» **Work to do**
Find how many lines in the data below include the word "นในหล", then write only that number.
==================================================
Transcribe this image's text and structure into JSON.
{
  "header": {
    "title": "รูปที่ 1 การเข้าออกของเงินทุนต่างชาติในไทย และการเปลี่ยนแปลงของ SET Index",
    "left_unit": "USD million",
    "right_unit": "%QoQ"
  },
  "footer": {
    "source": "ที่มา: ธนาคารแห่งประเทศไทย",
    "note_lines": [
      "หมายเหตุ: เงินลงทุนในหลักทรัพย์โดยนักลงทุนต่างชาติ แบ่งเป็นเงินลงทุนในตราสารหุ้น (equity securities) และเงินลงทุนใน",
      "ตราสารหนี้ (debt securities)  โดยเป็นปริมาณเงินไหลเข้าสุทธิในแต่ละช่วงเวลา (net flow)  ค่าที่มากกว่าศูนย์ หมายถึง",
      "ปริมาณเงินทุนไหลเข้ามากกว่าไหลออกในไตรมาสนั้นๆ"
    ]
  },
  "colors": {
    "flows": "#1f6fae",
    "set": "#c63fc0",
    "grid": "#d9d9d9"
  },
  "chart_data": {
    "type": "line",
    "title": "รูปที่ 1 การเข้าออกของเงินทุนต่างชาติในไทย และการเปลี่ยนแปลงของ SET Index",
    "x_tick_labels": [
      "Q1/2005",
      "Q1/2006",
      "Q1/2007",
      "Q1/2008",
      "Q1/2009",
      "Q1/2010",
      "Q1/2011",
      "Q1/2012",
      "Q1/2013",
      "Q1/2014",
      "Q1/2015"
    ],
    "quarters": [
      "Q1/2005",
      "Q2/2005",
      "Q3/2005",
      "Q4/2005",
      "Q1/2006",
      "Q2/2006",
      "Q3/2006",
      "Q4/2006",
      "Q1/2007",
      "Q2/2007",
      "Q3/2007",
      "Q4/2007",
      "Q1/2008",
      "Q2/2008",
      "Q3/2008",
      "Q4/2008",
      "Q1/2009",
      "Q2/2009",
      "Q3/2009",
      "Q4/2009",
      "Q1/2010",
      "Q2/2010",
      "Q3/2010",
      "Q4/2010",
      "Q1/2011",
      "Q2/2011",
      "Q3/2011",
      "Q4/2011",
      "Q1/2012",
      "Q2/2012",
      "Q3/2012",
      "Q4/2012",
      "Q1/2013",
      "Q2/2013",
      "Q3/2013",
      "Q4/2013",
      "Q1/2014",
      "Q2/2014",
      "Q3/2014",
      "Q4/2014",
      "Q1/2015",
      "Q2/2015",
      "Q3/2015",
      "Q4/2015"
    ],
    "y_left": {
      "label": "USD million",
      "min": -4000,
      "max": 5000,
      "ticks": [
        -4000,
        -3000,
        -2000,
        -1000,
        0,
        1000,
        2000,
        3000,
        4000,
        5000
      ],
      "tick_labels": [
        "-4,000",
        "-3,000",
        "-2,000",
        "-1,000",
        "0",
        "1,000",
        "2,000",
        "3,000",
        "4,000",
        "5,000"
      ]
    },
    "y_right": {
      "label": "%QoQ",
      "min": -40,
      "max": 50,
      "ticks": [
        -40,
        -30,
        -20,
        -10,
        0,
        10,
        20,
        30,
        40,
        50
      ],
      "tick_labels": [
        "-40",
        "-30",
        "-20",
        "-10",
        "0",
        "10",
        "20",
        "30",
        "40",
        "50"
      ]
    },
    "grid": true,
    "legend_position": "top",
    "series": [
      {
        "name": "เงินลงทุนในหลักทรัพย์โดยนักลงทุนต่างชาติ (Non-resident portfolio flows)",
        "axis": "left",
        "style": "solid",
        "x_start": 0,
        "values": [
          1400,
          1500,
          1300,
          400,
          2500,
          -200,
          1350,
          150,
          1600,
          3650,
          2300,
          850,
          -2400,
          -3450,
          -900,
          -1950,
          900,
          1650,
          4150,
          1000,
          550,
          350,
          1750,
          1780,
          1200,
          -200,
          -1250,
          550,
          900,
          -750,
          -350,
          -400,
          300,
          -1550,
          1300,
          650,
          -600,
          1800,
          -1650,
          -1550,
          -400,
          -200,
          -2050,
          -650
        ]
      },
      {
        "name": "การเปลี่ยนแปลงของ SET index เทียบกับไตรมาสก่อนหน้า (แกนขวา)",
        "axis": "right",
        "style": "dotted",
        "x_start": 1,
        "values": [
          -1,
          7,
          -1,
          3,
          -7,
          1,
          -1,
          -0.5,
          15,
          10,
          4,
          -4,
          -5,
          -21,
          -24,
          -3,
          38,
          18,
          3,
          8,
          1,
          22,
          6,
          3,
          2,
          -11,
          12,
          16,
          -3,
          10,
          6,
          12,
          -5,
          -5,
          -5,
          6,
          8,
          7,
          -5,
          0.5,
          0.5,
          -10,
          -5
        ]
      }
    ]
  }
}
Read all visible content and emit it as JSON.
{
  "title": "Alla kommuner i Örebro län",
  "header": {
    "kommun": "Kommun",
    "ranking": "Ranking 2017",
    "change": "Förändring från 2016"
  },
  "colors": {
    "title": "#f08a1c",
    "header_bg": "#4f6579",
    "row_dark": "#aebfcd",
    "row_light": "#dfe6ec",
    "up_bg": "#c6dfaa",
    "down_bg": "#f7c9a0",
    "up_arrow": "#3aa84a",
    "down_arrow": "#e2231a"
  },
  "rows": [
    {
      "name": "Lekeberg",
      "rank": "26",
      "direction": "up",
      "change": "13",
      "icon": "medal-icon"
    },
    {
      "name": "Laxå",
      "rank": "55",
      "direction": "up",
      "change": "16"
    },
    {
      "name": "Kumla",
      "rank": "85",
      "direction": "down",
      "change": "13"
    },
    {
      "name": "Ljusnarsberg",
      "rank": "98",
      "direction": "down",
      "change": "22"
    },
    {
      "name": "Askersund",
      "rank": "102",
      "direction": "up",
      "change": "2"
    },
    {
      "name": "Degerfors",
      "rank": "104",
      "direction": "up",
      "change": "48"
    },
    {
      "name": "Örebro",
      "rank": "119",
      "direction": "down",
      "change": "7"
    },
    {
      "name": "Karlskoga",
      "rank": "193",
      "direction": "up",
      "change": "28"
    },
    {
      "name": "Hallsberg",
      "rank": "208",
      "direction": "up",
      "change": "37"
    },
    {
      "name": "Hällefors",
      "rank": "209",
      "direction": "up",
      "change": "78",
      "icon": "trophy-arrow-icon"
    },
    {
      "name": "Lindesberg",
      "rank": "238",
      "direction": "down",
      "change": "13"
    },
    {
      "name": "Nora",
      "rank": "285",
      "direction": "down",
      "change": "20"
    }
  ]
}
==================================================
» **Output of the task**
2